*TASK DETAILS:* Return every record below exactly as written, but leave out the pictures.

***** DATA FOR THIS TASK *****

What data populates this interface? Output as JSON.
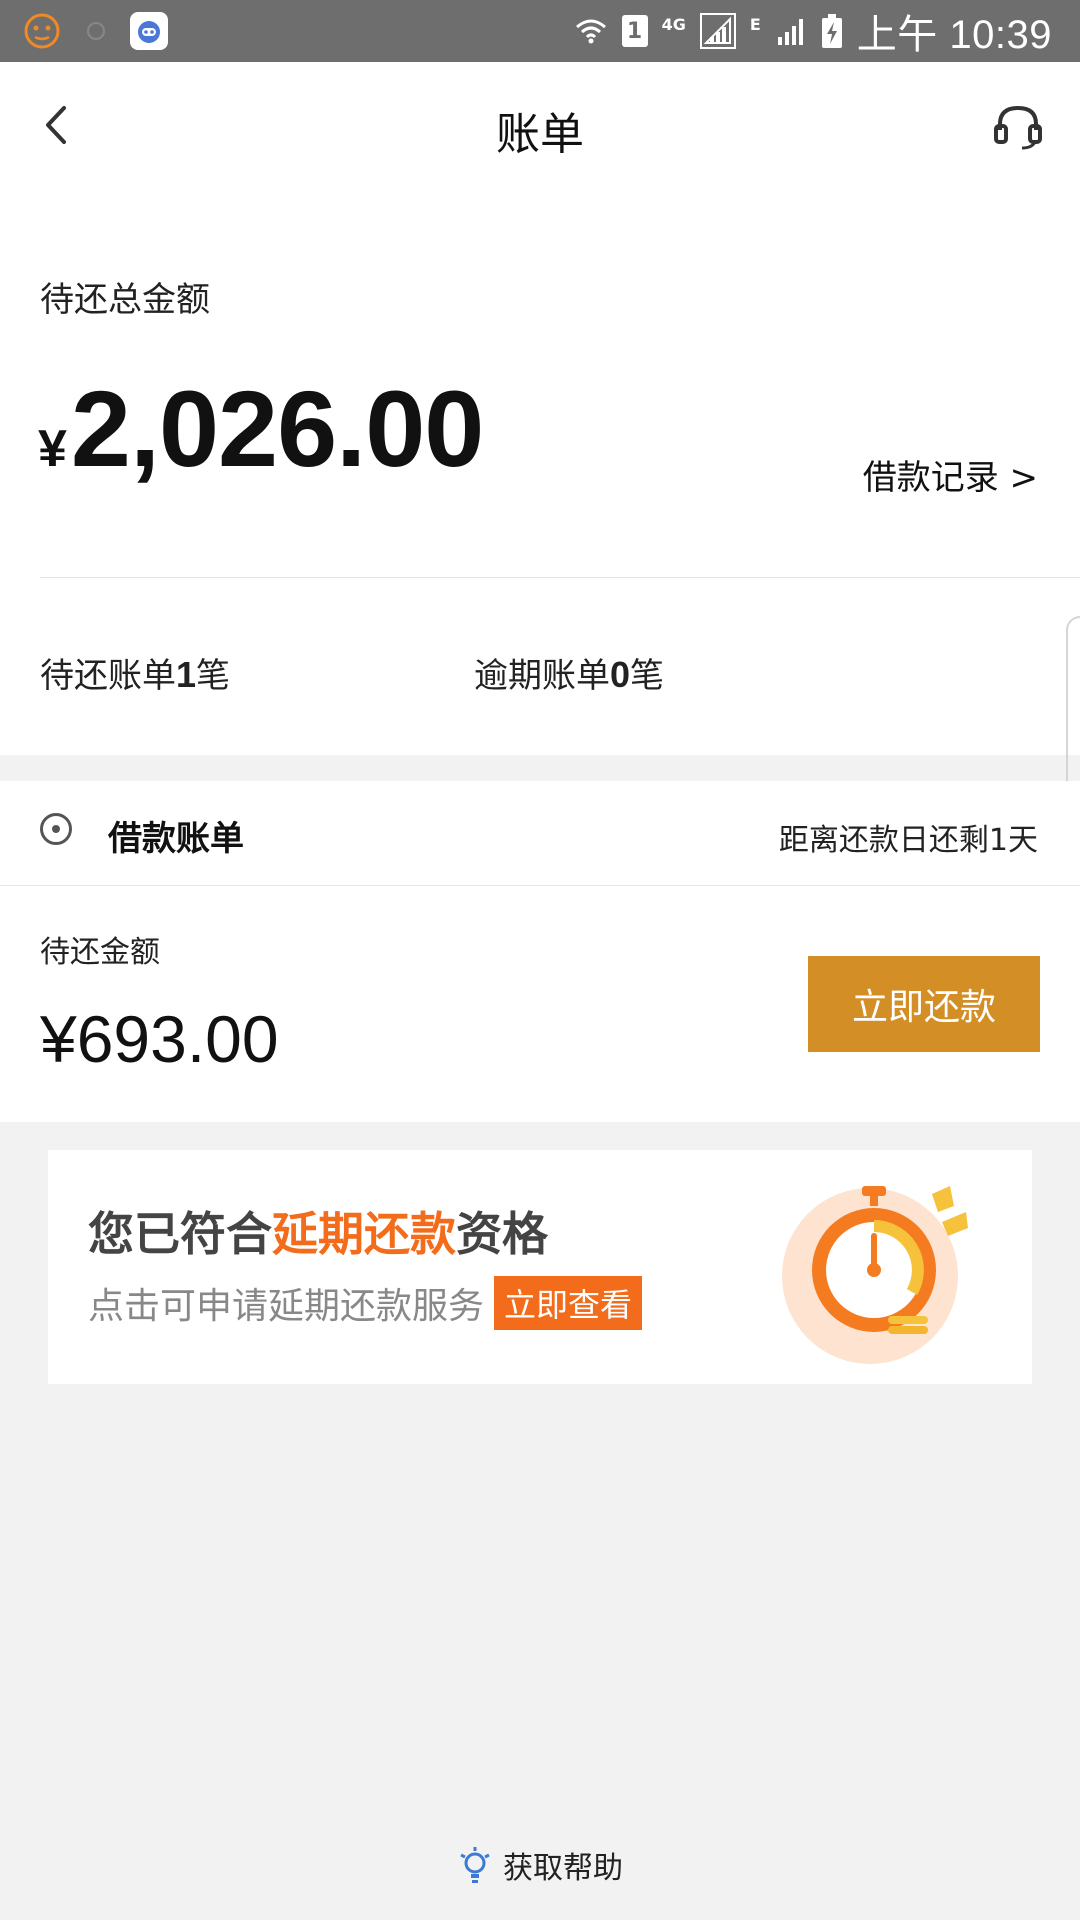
{
  "status_bar": {
    "time": "上午 10:39",
    "sim_slot": "1",
    "network_4g": "4G",
    "network_e": "E"
  },
  "header": {
    "title": "账单"
  },
  "summary": {
    "total_label": "待还总金额",
    "currency_symbol": "¥",
    "total_amount": "2,026.00",
    "loan_record_link": "借款记录 >",
    "pending_prefix": "待还账单",
    "pending_count": "1",
    "pending_suffix": "笔",
    "overdue_prefix": "逾期账单",
    "overdue_count": "0",
    "overdue_suffix": "笔"
  },
  "bill": {
    "title": "借款账单",
    "due_text": "距离还款日还剩1天",
    "due_label": "待还金额",
    "due_amount": "¥693.00",
    "pay_button": "立即还款"
  },
  "banner": {
    "line1_prefix": "您已符合",
    "line1_highlight": "延期还款",
    "line1_suffix": "资格",
    "line2": "点击可申请延期还款服务",
    "cta": "立即查看"
  },
  "footer": {
    "help_label": "获取帮助"
  },
  "colors": {
    "pay_button": "#d48e26",
    "accent_orange": "#f36c1c",
    "status_bar": "#6e6e6e"
  }
}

*****

*THE COMPLETED TASK:*
What data populates this interface? Output as JSON.
{
  "status_bar": {
    "time": "上午 10:39",
    "sim_slot": "1",
    "network_4g": "4G",
    "network_e": "E"
  },
  "header": {
    "title": "账单"
  },
  "summary": {
    "total_label": "待还总金额",
    "currency_symbol": "¥",
    "total_amount": "2,026.00",
    "loan_record_link": "借款记录 >",
    "pending_prefix": "待还账单",
    "pending_count": "1",
    "pending_suffix": "笔",
    "overdue_prefix": "逾期账单",
    "overdue_count": "0",
    "overdue_suffix": "笔"
  },
  "bill": {
    "title": "借款账单",
    "due_text": "距离还款日还剩1天",
    "due_label": "待还金额",
    "due_amount": "¥693.00",
    "pay_button": "立即还款"
  },
  "banner": {
    "line1_prefix": "您已符合",
    "line1_highlight": "延期还款",
    "line1_suffix": "资格",
    "line2": "点击可申请延期还款服务",
    "cta": "立即查看"
  },
  "footer": {
    "help_label": "获取帮助"
  },
  "colors": {
    "pay_button": "#d48e26",
    "accent_orange": "#f36c1c",
    "status_bar": "#6e6e6e"
  }
}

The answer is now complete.